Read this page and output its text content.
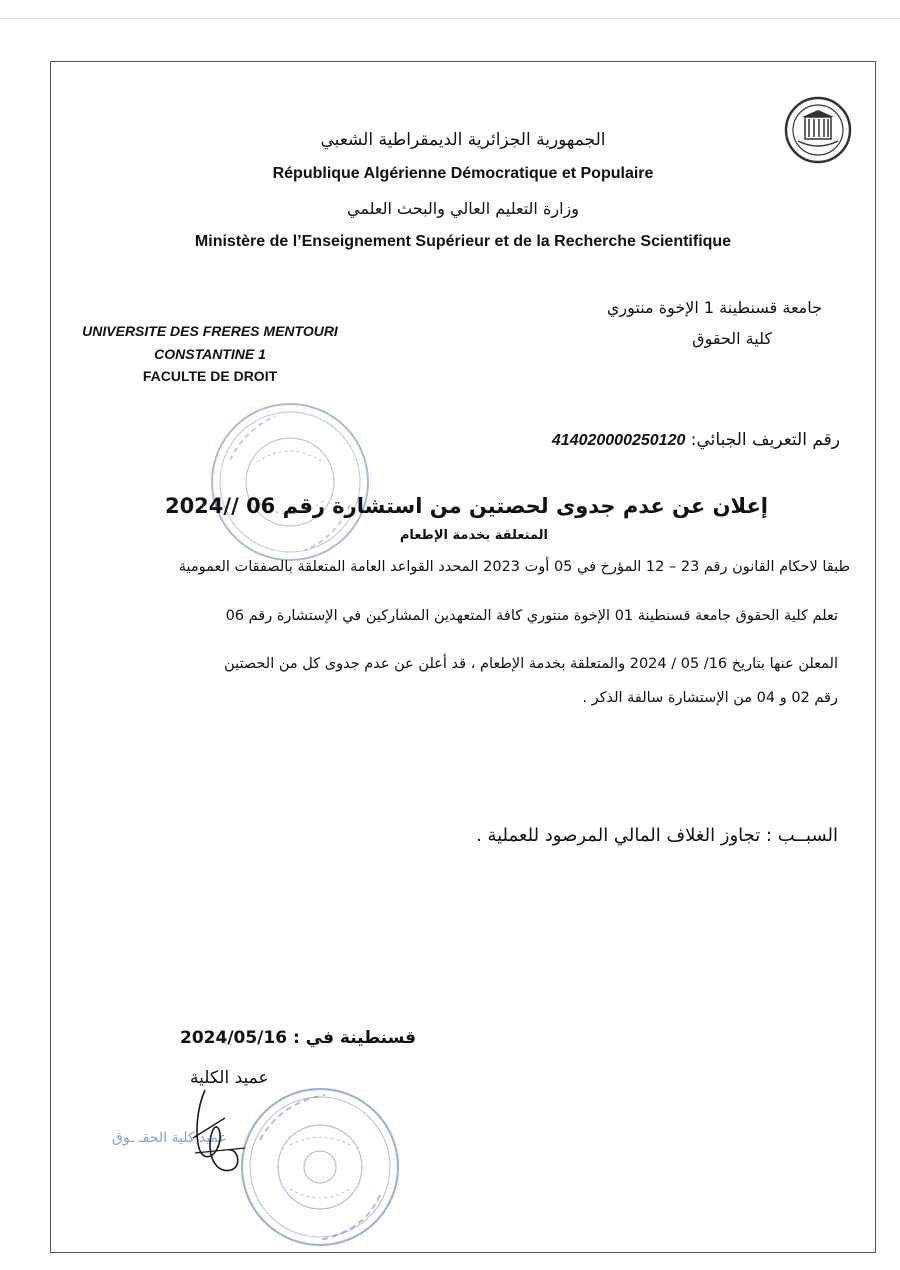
الجمهورية الجزائرية الديمقراطية الشعبي
République Algérienne Démocratique et Populaire
وزارة التعليم العالي والبحث العلمي
Ministère de l’Enseignement Supérieur et de la Recherche Scientifique
جامعة قسنطينة 1 الإخوة منتوري
كلية الحقوق
UNIVERSITE DES FRERES MENTOURI
CONSTANTINE 1
FACULTE DE DROIT
رقم التعريف الجبائي: 414020000250120
إعلان عن عدم جدوى لحصتين من استشارة رقم 06 //2024
المتعلقة بخدمة الإطعام
طبقا لاحكام القانون رقم 23 – 12 المؤرخ في 05 أوت 2023 المحدد القواعد العامة المتعلقة بالصفقات العمومية
تعلم كلية الحقوق جامعة قسنطينة 01 الإخوة منتوري كافة المتعهدين المشاركين في الإستشارة رقم 06
المعلن عنها بتاريخ 16/ 05 / 2024 والمتعلقة بخدمة الإطعام ، قد أعلن عن عدم جدوى كل من الحصتين
رقم 02 و 04 من الإستشارة سالفة الذكر .
السبــب : تجاوز الغلاف المالي المرصود للعملية .
قسنطينة في : 2024/05/16
عميد الكلية
عميد كلية الحقـ ـوق
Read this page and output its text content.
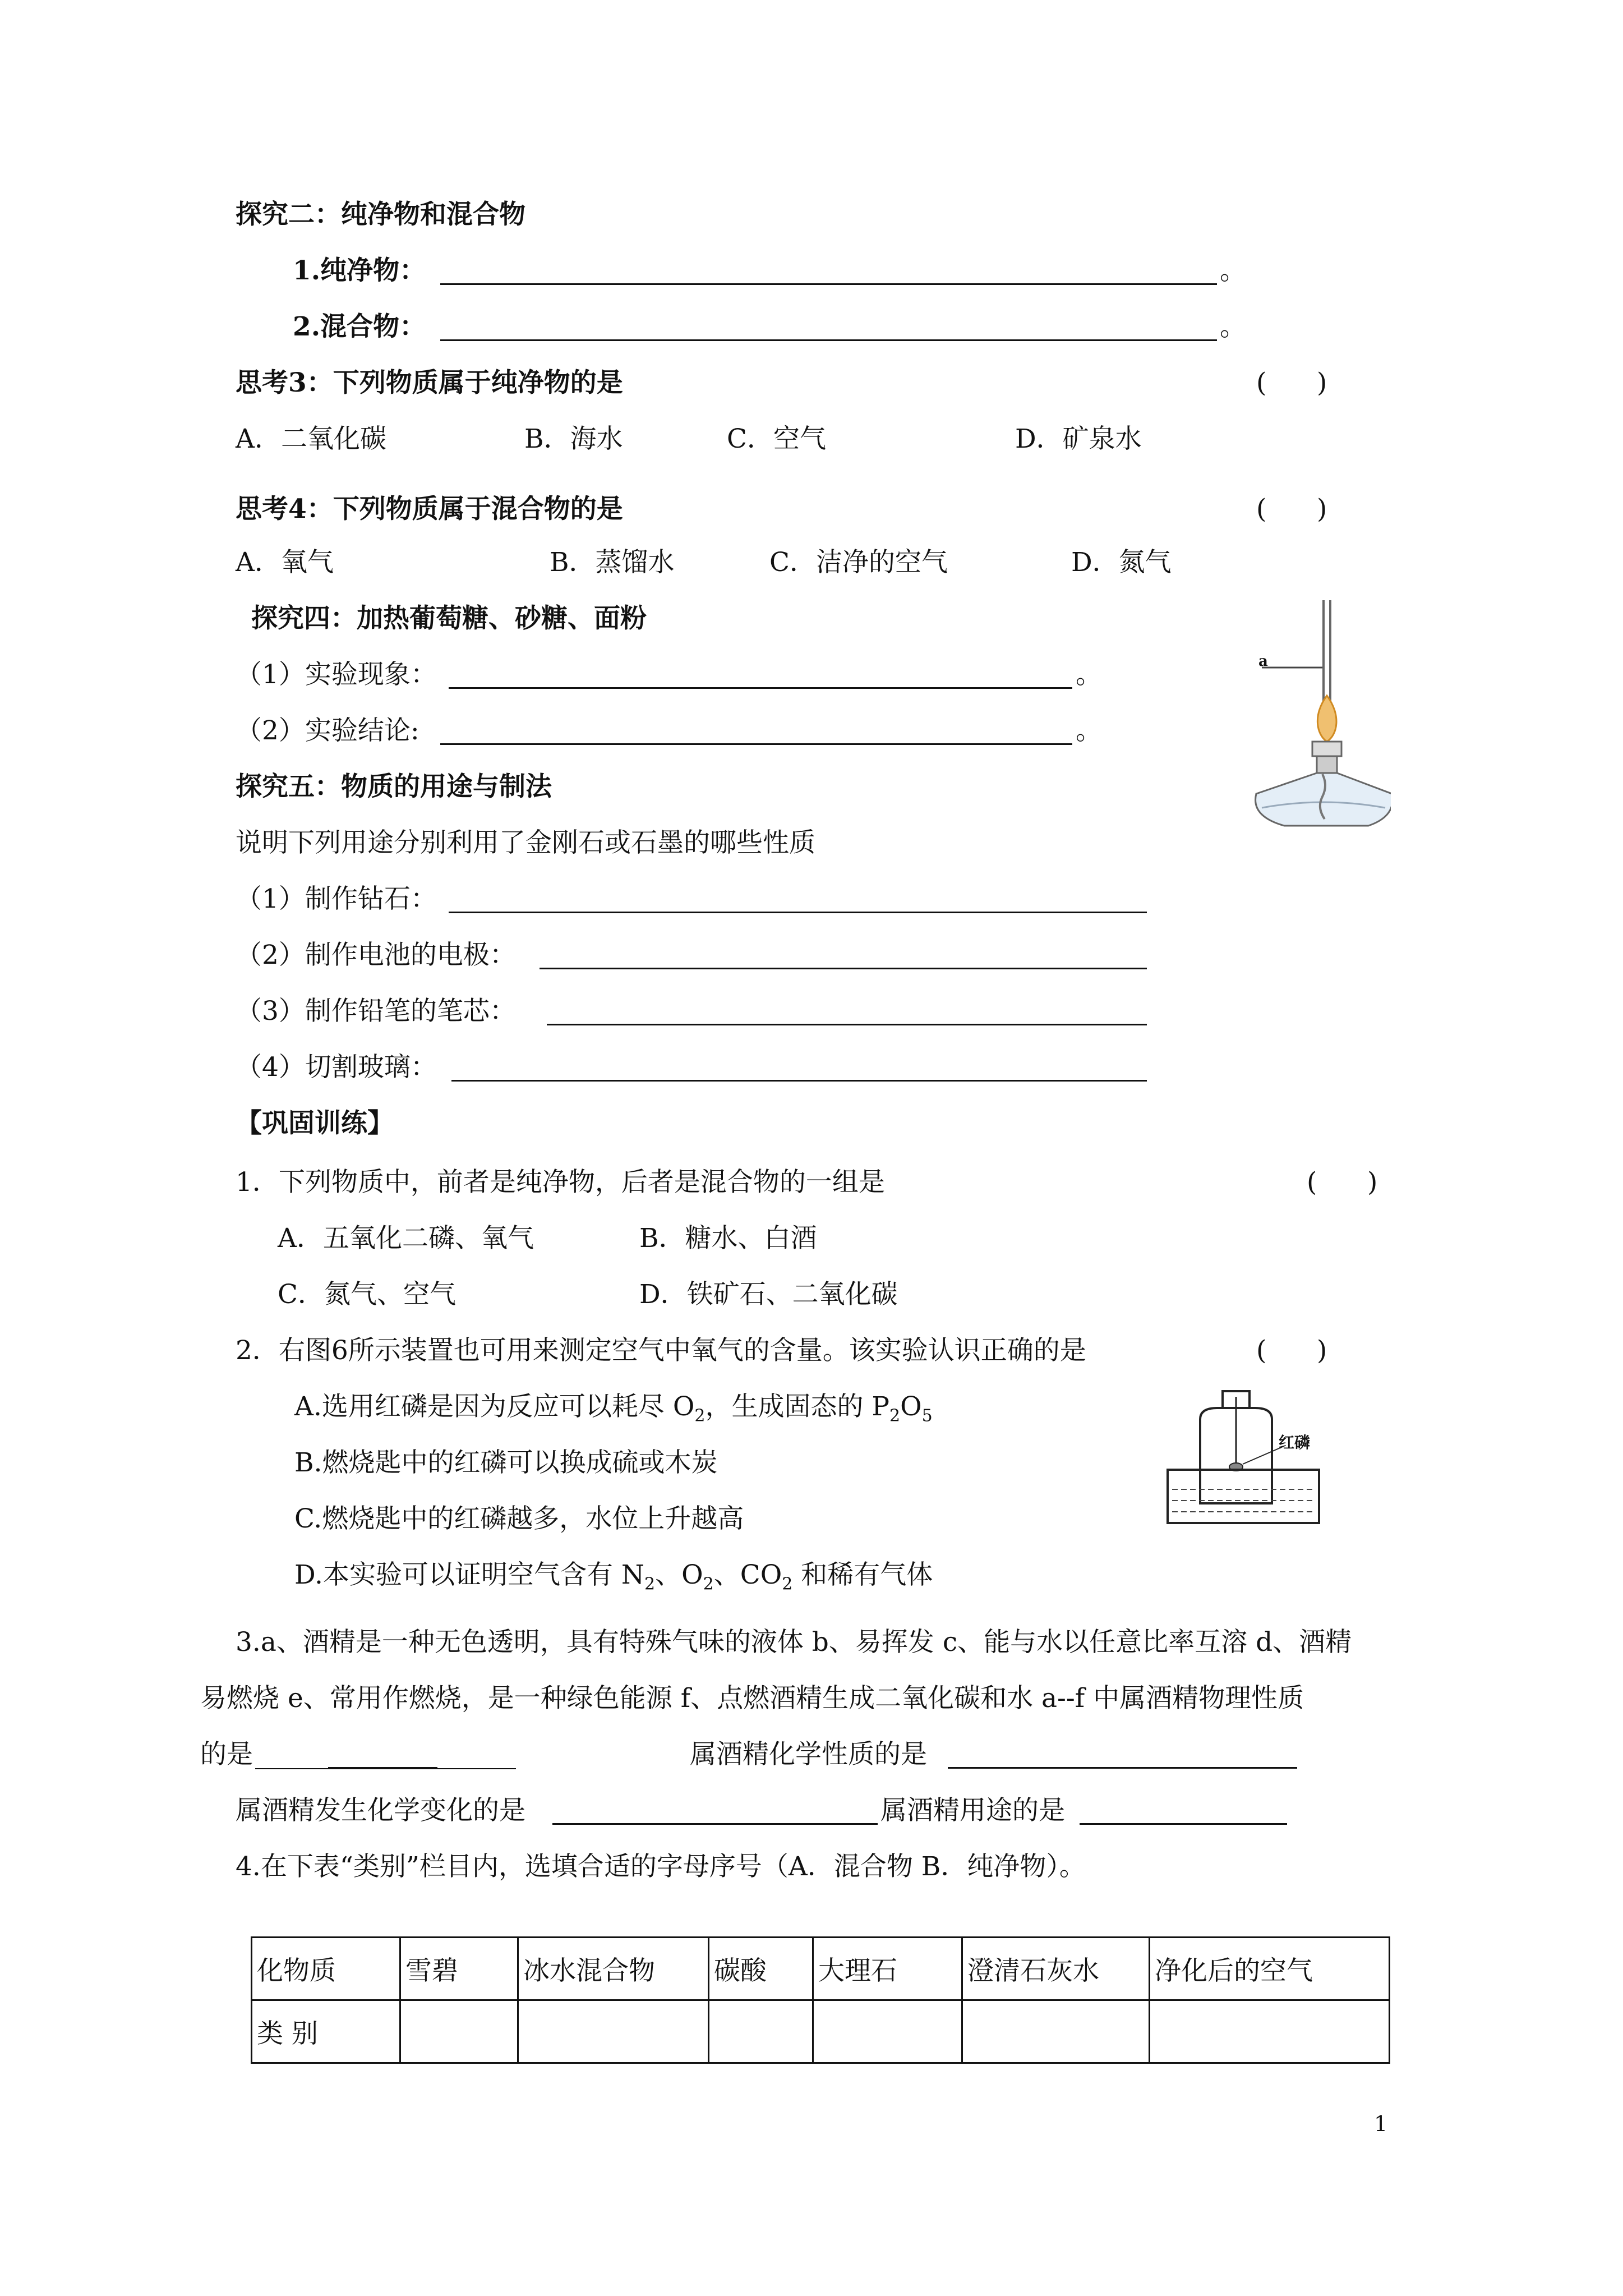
探究二：纯净物和混合物
1.纯净物：	。
2.混合物：	。
思考3：下列物质属于纯净物的是	(      )
A．二氧化碳	B．海水	C．空气	D．矿泉水
思考4：下列物质属于混合物的是	(      )
A．氧气	B．蒸馏水	C．洁净的空气	D．氮气
探究四：加热葡萄糖、砂糖、面粉
（1）实验现象：	。
（2）实验结论:	。
a
探究五：物质的用途与制法
说明下列用途分别利用了金刚石或石墨的哪些性质
（1）制作钻石：
（2）制作电池的电极：
（3）制作铅笔的笔芯：
（4）切割玻璃：
【巩固训练】
1．下列物质中，前者是纯净物，后者是混合物的一组是	(      )
A．五氧化二磷、氧气	B．糖水、白酒
C．氮气、空气	D．铁矿石、二氧化碳
2．右图6所示装置也可用来测定空气中氧气的含量。该实验认识正确的是	(      )
A.选用红磷是因为反应可以耗尽 $O_2$，生成固态的 $P_2O_5$
B.燃烧匙中的红磷可以换成硫或木炭
C.燃烧匙中的红磷越多，水位上升越高
D.本实验可以证明空气含有 $N_2$、$O_2$、$CO_2$ 和稀有气体
红磷
3.a、酒精是一种无色透明，具有特殊气味的液体 b、易挥发 c、能与水以任意比率互溶 d、酒精
易燃烧 e、常用作燃烧，是一种绿色能源 f、点燃酒精生成二氧化碳和水 a--f 中属酒精物理性质
的是	属酒精化学性质的是
属酒精发生化学变化的是	属酒精用途的是
4.在下表“类别”栏目内，选填合适的字母序号（A．混合物 B．纯净物）。
化物质	雪碧	冰水混合物	碳酸	大理石	澄清石灰水	净化后的空气
类 别						
1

● **Problem**: Write the records out again in full, exactly, and skip every picture.

● **Exercise output**:
Read this page and output its text content.
الجمهورية الجزائرية الديمقراطية الشعبي
République Algérienne Démocratique et Populaire
وزارة التعليم العالي والبحث العلمي
Ministère de l’Enseignement Supérieur et de la Recherche Scientifique
جامعة قسنطينة 1 الإخوة منتوري
كلية الحقوق
UNIVERSITE DES FRERES MENTOURI
CONSTANTINE 1
FACULTE DE DROIT
رقم التعريف الجبائي: 414020000250120
إعلان عن عدم جدوى لحصتين من استشارة رقم 06 //2024
المتعلقة بخدمة الإطعام
طبقا لاحكام القانون رقم 23 – 12 المؤرخ في 05 أوت 2023 المحدد القواعد العامة المتعلقة بالصفقات العمومية
تعلم كلية الحقوق جامعة قسنطينة 01 الإخوة منتوري كافة المتعهدين المشاركين في الإستشارة رقم 06
المعلن عنها بتاريخ 16/ 05 / 2024 والمتعلقة بخدمة الإطعام ، قد أعلن عن عدم جدوى كل من الحصتين
رقم 02 و 04 من الإستشارة سالفة الذكر .
السبــب : تجاوز الغلاف المالي المرصود للعملية .
قسنطينة في : 2024/05/16
عميد الكلية
عميد كلية الحقـ ـوق
Read this page and output its text content.
探究二：纯净物和混合物
1.纯净物：	。
2.混合物：	。
思考3：下列物质属于纯净物的是	(      )
A．二氧化碳	B．海水	C．空气	D．矿泉水
思考4：下列物质属于混合物的是	(      )
A．氧气	B．蒸馏水	C．洁净的空气	D．氮气
探究四：加热葡萄糖、砂糖、面粉
（1）实验现象：	。
（2）实验结论:	。
a
探究五：物质的用途与制法
说明下列用途分别利用了金刚石或石墨的哪些性质
（1）制作钻石：
（2）制作电池的电极：
（3）制作铅笔的笔芯：
（4）切割玻璃：
【巩固训练】
1．下列物质中，前者是纯净物，后者是混合物的一组是	(      )
A．五氧化二磷、氧气	B．糖水、白酒
C．氮气、空气	D．铁矿石、二氧化碳
2．右图6所示装置也可用来测定空气中氧气的含量。该实验认识正确的是	(      )
A.选用红磷是因为反应可以耗尽 $O_2$，生成固态的 $P_2O_5$
B.燃烧匙中的红磷可以换成硫或木炭
C.燃烧匙中的红磷越多，水位上升越高
D.本实验可以证明空气含有 $N_2$、$O_2$、$CO_2$ 和稀有气体
红磷
3.a、酒精是一种无色透明，具有特殊气味的液体 b、易挥发 c、能与水以任意比率互溶 d、酒精
易燃烧 e、常用作燃烧，是一种绿色能源 f、点燃酒精生成二氧化碳和水 a--f 中属酒精物理性质
的是	属酒精化学性质的是
属酒精发生化学变化的是	属酒精用途的是
4.在下表“类别”栏目内，选填合适的字母序号（A．混合物 B．纯净物）。
化物质	雪碧	冰水混合物	碳酸	大理石	澄清石灰水	净化后的空气
类 别						
1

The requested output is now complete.